WHAT IS REQUIRED.
The listing beneath should be written out in full, exactly as shown.

EXTRACTED INFORMATION.
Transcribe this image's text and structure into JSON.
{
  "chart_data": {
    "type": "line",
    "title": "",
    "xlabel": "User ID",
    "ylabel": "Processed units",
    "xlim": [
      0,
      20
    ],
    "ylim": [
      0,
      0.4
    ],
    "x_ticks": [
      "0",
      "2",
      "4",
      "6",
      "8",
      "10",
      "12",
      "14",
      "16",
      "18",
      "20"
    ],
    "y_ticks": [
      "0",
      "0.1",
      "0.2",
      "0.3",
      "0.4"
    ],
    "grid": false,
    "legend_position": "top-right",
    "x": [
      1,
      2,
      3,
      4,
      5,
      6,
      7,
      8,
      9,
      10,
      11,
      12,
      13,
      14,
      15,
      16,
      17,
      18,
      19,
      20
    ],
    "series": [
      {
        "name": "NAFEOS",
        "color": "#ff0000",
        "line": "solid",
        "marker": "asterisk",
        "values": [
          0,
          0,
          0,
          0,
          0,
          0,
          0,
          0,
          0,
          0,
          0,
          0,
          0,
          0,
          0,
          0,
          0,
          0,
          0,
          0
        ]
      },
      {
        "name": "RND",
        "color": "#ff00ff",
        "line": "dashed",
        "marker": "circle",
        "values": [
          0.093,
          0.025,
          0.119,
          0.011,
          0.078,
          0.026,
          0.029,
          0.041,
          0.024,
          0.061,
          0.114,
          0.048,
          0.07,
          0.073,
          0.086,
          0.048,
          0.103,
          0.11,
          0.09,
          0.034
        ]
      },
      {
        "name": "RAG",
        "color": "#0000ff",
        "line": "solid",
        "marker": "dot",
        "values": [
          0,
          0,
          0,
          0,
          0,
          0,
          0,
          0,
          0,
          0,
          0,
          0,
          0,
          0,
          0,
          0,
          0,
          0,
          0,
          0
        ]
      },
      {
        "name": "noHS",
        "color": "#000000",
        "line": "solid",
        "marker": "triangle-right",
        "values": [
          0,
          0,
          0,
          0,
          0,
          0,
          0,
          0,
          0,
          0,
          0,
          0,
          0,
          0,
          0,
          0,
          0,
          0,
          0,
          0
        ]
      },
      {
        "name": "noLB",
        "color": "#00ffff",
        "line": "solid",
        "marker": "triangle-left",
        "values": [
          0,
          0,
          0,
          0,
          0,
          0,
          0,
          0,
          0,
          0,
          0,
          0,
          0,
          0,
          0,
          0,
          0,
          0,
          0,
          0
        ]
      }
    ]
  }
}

RESULT BELOW.
Transcribe this image's text and structure into JSON.
{
  "chart_data": {
    "type": "line",
    "title": "",
    "xlabel": "User ID",
    "ylabel": "Processed units",
    "xlim": [
      0,
      20
    ],
    "ylim": [
      0,
      0.4
    ],
    "x_ticks": [
      "0",
      "2",
      "4",
      "6",
      "8",
      "10",
      "12",
      "14",
      "16",
      "18",
      "20"
    ],
    "y_ticks": [
      "0",
      "0.1",
      "0.2",
      "0.3",
      "0.4"
    ],
    "grid": false,
    "legend_position": "top-right",
    "x": [
      1,
      2,
      3,
      4,
      5,
      6,
      7,
      8,
      9,
      10,
      11,
      12,
      13,
      14,
      15,
      16,
      17,
      18,
      19,
      20
    ],
    "series": [
      {
        "name": "NAFEOS",
        "color": "#ff0000",
        "line": "solid",
        "marker": "asterisk",
        "values": [
          0,
          0,
          0,
          0,
          0,
          0,
          0,
          0,
          0,
          0,
          0,
          0,
          0,
          0,
          0,
          0,
          0,
          0,
          0,
          0
        ]
      },
      {
        "name": "RND",
        "color": "#ff00ff",
        "line": "dashed",
        "marker": "circle",
        "values": [
          0.093,
          0.025,
          0.119,
          0.011,
          0.078,
          0.026,
          0.029,
          0.041,
          0.024,
          0.061,
          0.114,
          0.048,
          0.07,
          0.073,
          0.086,
          0.048,
          0.103,
          0.11,
          0.09,
          0.034
        ]
      },
      {
        "name": "RAG",
        "color": "#0000ff",
        "line": "solid",
        "marker": "dot",
        "values": [
          0,
          0,
          0,
          0,
          0,
          0,
          0,
          0,
          0,
          0,
          0,
          0,
          0,
          0,
          0,
          0,
          0,
          0,
          0,
          0
        ]
      },
      {
        "name": "noHS",
        "color": "#000000",
        "line": "solid",
        "marker": "triangle-right",
        "values": [
          0,
          0,
          0,
          0,
          0,
          0,
          0,
          0,
          0,
          0,
          0,
          0,
          0,
          0,
          0,
          0,
          0,
          0,
          0,
          0
        ]
      },
      {
        "name": "noLB",
        "color": "#00ffff",
        "line": "solid",
        "marker": "triangle-left",
        "values": [
          0,
          0,
          0,
          0,
          0,
          0,
          0,
          0,
          0,
          0,
          0,
          0,
          0,
          0,
          0,
          0,
          0,
          0,
          0,
          0
        ]
      }
    ]
  }
}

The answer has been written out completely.